» Problem to work on
Set the data down again, exactly as it reads, but without the pictures.

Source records
◆ ◆ ◆

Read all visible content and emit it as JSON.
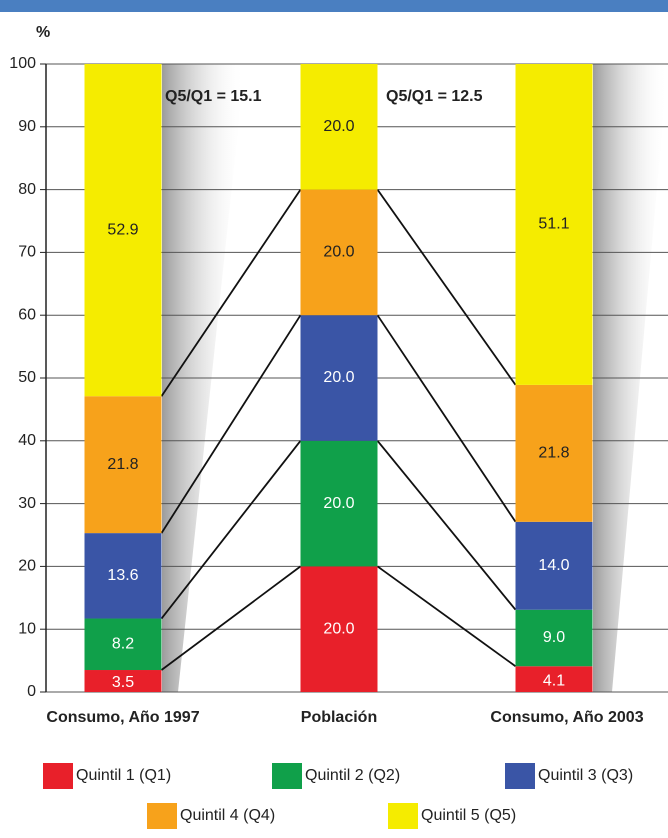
{
  "chart_data": {
    "type": "bar",
    "stacked": true,
    "ylabel": "%",
    "categories": [
      "Consumo, Año 1997",
      "Población",
      "Consumo, Año 2003"
    ],
    "series": [
      {
        "name": "Quintil 1 (Q1)",
        "color": "#e8202a",
        "values": [
          3.5,
          20,
          4.1
        ],
        "value_labels": [
          "3.5",
          "20.0",
          "4.1"
        ]
      },
      {
        "name": "Quintil 2 (Q2)",
        "color": "#10a04a",
        "values": [
          8.2,
          20,
          9
        ],
        "value_labels": [
          "8.2",
          "20.0",
          "9.0"
        ]
      },
      {
        "name": "Quintil 3 (Q3)",
        "color": "#3a55a6",
        "values": [
          13.6,
          20,
          14
        ],
        "value_labels": [
          "13.6",
          "20.0",
          "14.0"
        ]
      },
      {
        "name": "Quintil 4 (Q4)",
        "color": "#f7a21b",
        "values": [
          21.8,
          20,
          21.8
        ],
        "value_labels": [
          "21.8",
          "20.0",
          "21.8"
        ]
      },
      {
        "name": "Quintil 5 (Q5)",
        "color": "#f5ec00",
        "values": [
          52.9,
          20,
          51.1
        ],
        "value_labels": [
          "52.9",
          "20.0",
          "51.1"
        ]
      }
    ],
    "annotations": [
      "Q5/Q1 = 15.1",
      "Q5/Q1 = 12.5"
    ],
    "ylim": [
      0,
      100
    ],
    "yticks": [
      0,
      10,
      20,
      30,
      40,
      50,
      60,
      70,
      80,
      90,
      100
    ],
    "grid": true,
    "legend": "bottom"
  }
}
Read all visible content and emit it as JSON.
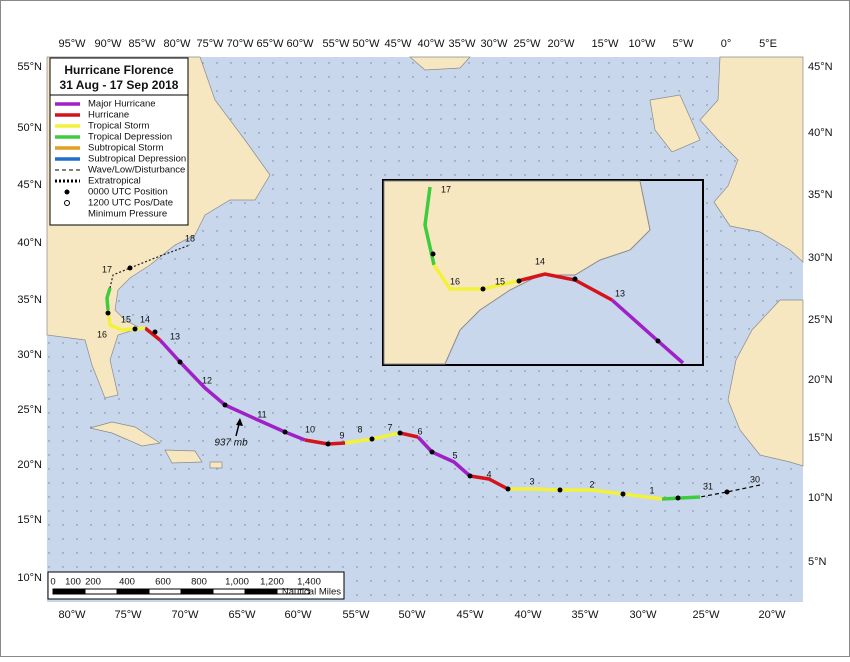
{
  "header": {
    "title": "Hurricane Florence",
    "subtitle": "31 Aug - 17 Sep 2018"
  },
  "legend": [
    "Major Hurricane",
    "Hurricane",
    "Tropical Storm",
    "Tropical Depression",
    "Subtropical Storm",
    "Subtropical Depression",
    "Wave/Low/Disturbance",
    "Extratropical",
    "0000 UTC Position",
    "1200 UTC Pos/Date",
    "Minimum Pressure"
  ],
  "axes": {
    "top": [
      "95°W",
      "90°W",
      "85°W",
      "80°W",
      "75°W",
      "70°W",
      "65°W",
      "60°W",
      "55°W",
      "50°W",
      "45°W",
      "40°W",
      "35°W",
      "30°W",
      "25°W",
      "20°W",
      "15°W",
      "10°W",
      "5°W",
      "0°",
      "5°E"
    ],
    "bottom": [
      "80°W",
      "75°W",
      "70°W",
      "65°W",
      "60°W",
      "55°W",
      "50°W",
      "45°W",
      "40°W",
      "35°W",
      "30°W",
      "25°W",
      "20°W"
    ],
    "left": [
      "55°N",
      "50°N",
      "45°N",
      "40°N",
      "35°N",
      "30°N",
      "25°N",
      "20°N",
      "15°N",
      "10°N"
    ],
    "right": [
      "45°N",
      "40°N",
      "35°N",
      "30°N",
      "25°N",
      "20°N",
      "15°N",
      "10°N",
      "5°N"
    ]
  },
  "track_labels": [
    "30",
    "31",
    "1",
    "2",
    "3",
    "4",
    "5",
    "6",
    "7",
    "8",
    "9",
    "10",
    "11",
    "12",
    "13",
    "14",
    "15",
    "16",
    "17",
    "18"
  ],
  "inset_labels": [
    "17",
    "16",
    "15",
    "14",
    "13"
  ],
  "annotation": "937 mb",
  "scale": {
    "ticks": [
      "0",
      "100",
      "200",
      "400",
      "600",
      "800",
      "1,000",
      "1,200",
      "1,400"
    ],
    "unit": "Nautical Miles"
  }
}
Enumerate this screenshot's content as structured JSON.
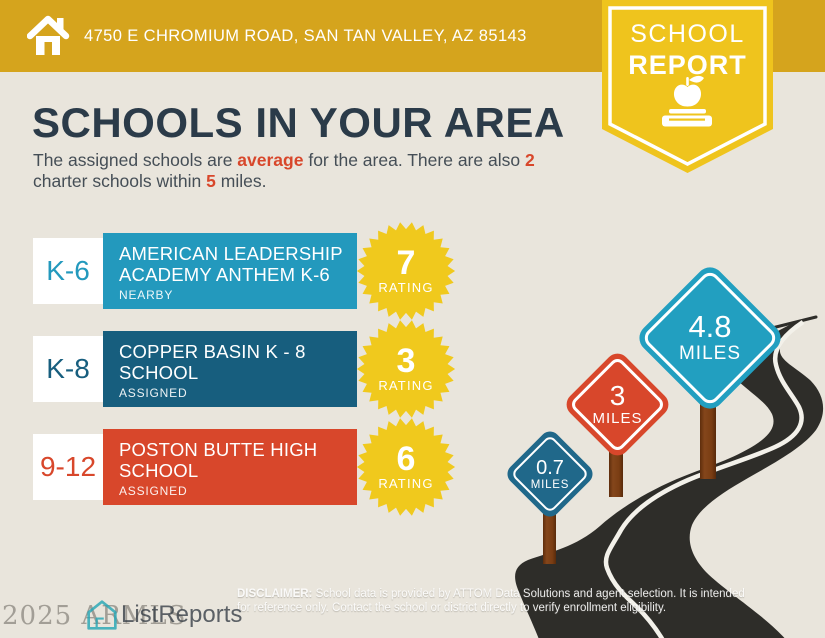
{
  "header": {
    "address": "4750 E CHROMIUM ROAD, SAN TAN VALLEY, AZ 85143"
  },
  "badge": {
    "line1": "SCHOOL",
    "line2": "REPORT"
  },
  "title": "SCHOOLS IN YOUR AREA",
  "intro": {
    "seg1": "The assigned schools are ",
    "highlight1": "average",
    "seg2": " for the area. There are also ",
    "highlight2": "2",
    "seg3": "charter schools within ",
    "highlight3": "5",
    "seg4": " miles."
  },
  "schools": [
    {
      "grades": "K-6",
      "name": "AMERICAN LEADERSHIP ACADEMY ANTHEM K-6",
      "status": "NEARBY",
      "rating": "7",
      "rating_label": "RATING",
      "color": "#2399bd"
    },
    {
      "grades": "K-8",
      "name": "COPPER BASIN K - 8 SCHOOL",
      "status": "ASSIGNED",
      "rating": "3",
      "rating_label": "RATING",
      "color": "#175e7e"
    },
    {
      "grades": "9-12",
      "name": "POSTON BUTTE HIGH SCHOOL",
      "status": "ASSIGNED",
      "rating": "6",
      "rating_label": "RATING",
      "color": "#d8472b"
    }
  ],
  "distance_signs": [
    {
      "value": "0.7",
      "unit": "MILES",
      "color": "#20688a"
    },
    {
      "value": "3",
      "unit": "MILES",
      "color": "#d8472b"
    },
    {
      "value": "4.8",
      "unit": "MILES",
      "color": "#229fc0"
    }
  ],
  "disclaimer": {
    "label": "DISCLAIMER:",
    "line1_rest": " School data is provided by ATTOM Data Solutions and agent selection. It is intended",
    "line2": "for reference only. Contact the school or district directly to verify enrollment eligibility."
  },
  "footer": {
    "watermark": "2025 ARMLS",
    "logo_text": "ListReports"
  },
  "icons": {
    "header_icon": "house-icon",
    "badge_icons": [
      "apple-icon",
      "book-icon"
    ],
    "logo_icon": "house-outline-icon"
  },
  "colors": {
    "header_gold": "#d5a41d",
    "badge_yellow": "#efc41d",
    "star_yellow": "#f0c91d",
    "accent_red": "#d8472b",
    "title_navy": "#2b3b49",
    "background_cream": "#e9e5dc",
    "road_dark": "#2e2d29",
    "post_brown": "#7a3d13",
    "logo_teal": "#28a7b6"
  }
}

◆ ◆ ◆

» Expected answer
Read all visible content and emit it as JSON.
{
  "chart_data": {
    "type": "bar",
    "stacked": true,
    "ylabel": "%",
    "categories": [
      "Consumo, Año 1997",
      "Población",
      "Consumo, Año 2003"
    ],
    "series": [
      {
        "name": "Quintil 1 (Q1)",
        "color": "#e8202a",
        "values": [
          3.5,
          20,
          4.1
        ],
        "value_labels": [
          "3.5",
          "20.0",
          "4.1"
        ]
      },
      {
        "name": "Quintil 2 (Q2)",
        "color": "#10a04a",
        "values": [
          8.2,
          20,
          9
        ],
        "value_labels": [
          "8.2",
          "20.0",
          "9.0"
        ]
      },
      {
        "name": "Quintil 3 (Q3)",
        "color": "#3a55a6",
        "values": [
          13.6,
          20,
          14
        ],
        "value_labels": [
          "13.6",
          "20.0",
          "14.0"
        ]
      },
      {
        "name": "Quintil 4 (Q4)",
        "color": "#f7a21b",
        "values": [
          21.8,
          20,
          21.8
        ],
        "value_labels": [
          "21.8",
          "20.0",
          "21.8"
        ]
      },
      {
        "name": "Quintil 5 (Q5)",
        "color": "#f5ec00",
        "values": [
          52.9,
          20,
          51.1
        ],
        "value_labels": [
          "52.9",
          "20.0",
          "51.1"
        ]
      }
    ],
    "annotations": [
      "Q5/Q1 = 15.1",
      "Q5/Q1 = 12.5"
    ],
    "ylim": [
      0,
      100
    ],
    "yticks": [
      0,
      10,
      20,
      30,
      40,
      50,
      60,
      70,
      80,
      90,
      100
    ],
    "grid": true,
    "legend": "bottom"
  }
}
Read all visible content and emit it as JSON.
{
  "header": {
    "title": "Hurricane Florence",
    "subtitle": "31 Aug - 17 Sep 2018"
  },
  "legend": [
    "Major Hurricane",
    "Hurricane",
    "Tropical Storm",
    "Tropical Depression",
    "Subtropical Storm",
    "Subtropical Depression",
    "Wave/Low/Disturbance",
    "Extratropical",
    "0000 UTC Position",
    "1200 UTC Pos/Date",
    "Minimum Pressure"
  ],
  "axes": {
    "top": [
      "95°W",
      "90°W",
      "85°W",
      "80°W",
      "75°W",
      "70°W",
      "65°W",
      "60°W",
      "55°W",
      "50°W",
      "45°W",
      "40°W",
      "35°W",
      "30°W",
      "25°W",
      "20°W",
      "15°W",
      "10°W",
      "5°W",
      "0°",
      "5°E"
    ],
    "bottom": [
      "80°W",
      "75°W",
      "70°W",
      "65°W",
      "60°W",
      "55°W",
      "50°W",
      "45°W",
      "40°W",
      "35°W",
      "30°W",
      "25°W",
      "20°W"
    ],
    "left": [
      "55°N",
      "50°N",
      "45°N",
      "40°N",
      "35°N",
      "30°N",
      "25°N",
      "20°N",
      "15°N",
      "10°N"
    ],
    "right": [
      "45°N",
      "40°N",
      "35°N",
      "30°N",
      "25°N",
      "20°N",
      "15°N",
      "10°N",
      "5°N"
    ]
  },
  "track_labels": [
    "30",
    "31",
    "1",
    "2",
    "3",
    "4",
    "5",
    "6",
    "7",
    "8",
    "9",
    "10",
    "11",
    "12",
    "13",
    "14",
    "15",
    "16",
    "17",
    "18"
  ],
  "inset_labels": [
    "17",
    "16",
    "15",
    "14",
    "13"
  ],
  "annotation": "937 mb",
  "scale": {
    "ticks": [
      "0",
      "100",
      "200",
      "400",
      "600",
      "800",
      "1,000",
      "1,200",
      "1,400"
    ],
    "unit": "Nautical Miles"
  }
}
Enumerate this screenshot's content as structured JSON.
{
  "header": {
    "address": "4750 E CHROMIUM ROAD, SAN TAN VALLEY, AZ 85143"
  },
  "badge": {
    "line1": "SCHOOL",
    "line2": "REPORT"
  },
  "title": "SCHOOLS IN YOUR AREA",
  "intro": {
    "seg1": "The assigned schools are ",
    "highlight1": "average",
    "seg2": " for the area. There are also ",
    "highlight2": "2",
    "seg3": "charter schools within ",
    "highlight3": "5",
    "seg4": " miles."
  },
  "schools": [
    {
      "grades": "K-6",
      "name": "AMERICAN LEADERSHIP ACADEMY ANTHEM K-6",
      "status": "NEARBY",
      "rating": "7",
      "rating_label": "RATING",
      "color": "#2399bd"
    },
    {
      "grades": "K-8",
      "name": "COPPER BASIN K - 8 SCHOOL",
      "status": "ASSIGNED",
      "rating": "3",
      "rating_label": "RATING",
      "color": "#175e7e"
    },
    {
      "grades": "9-12",
      "name": "POSTON BUTTE HIGH SCHOOL",
      "status": "ASSIGNED",
      "rating": "6",
      "rating_label": "RATING",
      "color": "#d8472b"
    }
  ],
  "distance_signs": [
    {
      "value": "0.7",
      "unit": "MILES",
      "color": "#20688a"
    },
    {
      "value": "3",
      "unit": "MILES",
      "color": "#d8472b"
    },
    {
      "value": "4.8",
      "unit": "MILES",
      "color": "#229fc0"
    }
  ],
  "disclaimer": {
    "label": "DISCLAIMER:",
    "line1_rest": " School data is provided by ATTOM Data Solutions and agent selection. It is intended",
    "line2": "for reference only. Contact the school or district directly to verify enrollment eligibility."
  },
  "footer": {
    "watermark": "2025 ARMLS",
    "logo_text": "ListReports"
  },
  "icons": {
    "header_icon": "house-icon",
    "badge_icons": [
      "apple-icon",
      "book-icon"
    ],
    "logo_icon": "house-outline-icon"
  },
  "colors": {
    "header_gold": "#d5a41d",
    "badge_yellow": "#efc41d",
    "star_yellow": "#f0c91d",
    "accent_red": "#d8472b",
    "title_navy": "#2b3b49",
    "background_cream": "#e9e5dc",
    "road_dark": "#2e2d29",
    "post_brown": "#7a3d13",
    "logo_teal": "#28a7b6"
  }
}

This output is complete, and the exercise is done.